(Stored data entries)
== == ==

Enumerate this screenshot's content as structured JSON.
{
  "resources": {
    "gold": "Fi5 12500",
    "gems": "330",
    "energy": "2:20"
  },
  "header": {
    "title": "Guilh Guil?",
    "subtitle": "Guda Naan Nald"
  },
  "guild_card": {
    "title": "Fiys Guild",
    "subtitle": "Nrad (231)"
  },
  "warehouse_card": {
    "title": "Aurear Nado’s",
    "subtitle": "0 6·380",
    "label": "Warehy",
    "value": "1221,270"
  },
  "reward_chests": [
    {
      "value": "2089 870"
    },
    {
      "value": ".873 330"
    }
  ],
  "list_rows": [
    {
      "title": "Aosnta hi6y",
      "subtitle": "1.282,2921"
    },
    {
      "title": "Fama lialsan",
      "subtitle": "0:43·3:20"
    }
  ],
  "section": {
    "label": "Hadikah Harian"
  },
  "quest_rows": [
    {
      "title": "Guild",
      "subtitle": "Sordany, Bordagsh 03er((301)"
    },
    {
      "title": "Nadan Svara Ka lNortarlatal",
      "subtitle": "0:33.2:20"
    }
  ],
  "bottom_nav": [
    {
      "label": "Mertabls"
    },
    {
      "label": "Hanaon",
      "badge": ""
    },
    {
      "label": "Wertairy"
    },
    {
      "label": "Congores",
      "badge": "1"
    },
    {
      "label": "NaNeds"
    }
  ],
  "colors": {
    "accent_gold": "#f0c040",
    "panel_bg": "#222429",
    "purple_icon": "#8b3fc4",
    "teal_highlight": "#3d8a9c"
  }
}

== == ==

Retype all the records, matching them exactly.

Enumerate this screenshot's content as structured JSON.
{
  "resources": {
    "gold": "Fi5 12500",
    "gems": "330",
    "energy": "2:20"
  },
  "header": {
    "title": "Guilh Guil?",
    "subtitle": "Guda Naan Nald"
  },
  "guild_card": {
    "title": "Fiys Guild",
    "subtitle": "Nrad (231)"
  },
  "warehouse_card": {
    "title": "Aurear Nado’s",
    "subtitle": "0 6·380",
    "label": "Warehy",
    "value": "1221,270"
  },
  "reward_chests": [
    {
      "value": "2089 870"
    },
    {
      "value": ".873 330"
    }
  ],
  "list_rows": [
    {
      "title": "Aosnta hi6y",
      "subtitle": "1.282,2921"
    },
    {
      "title": "Fama lialsan",
      "subtitle": "0:43·3:20"
    }
  ],
  "section": {
    "label": "Hadikah Harian"
  },
  "quest_rows": [
    {
      "title": "Guild",
      "subtitle": "Sordany, Bordagsh 03er((301)"
    },
    {
      "title": "Nadan Svara Ka lNortarlatal",
      "subtitle": "0:33.2:20"
    }
  ],
  "bottom_nav": [
    {
      "label": "Mertabls"
    },
    {
      "label": "Hanaon",
      "badge": ""
    },
    {
      "label": "Wertairy"
    },
    {
      "label": "Congores",
      "badge": "1"
    },
    {
      "label": "NaNeds"
    }
  ],
  "colors": {
    "accent_gold": "#f0c040",
    "panel_bg": "#222429",
    "purple_icon": "#8b3fc4",
    "teal_highlight": "#3d8a9c"
  }
}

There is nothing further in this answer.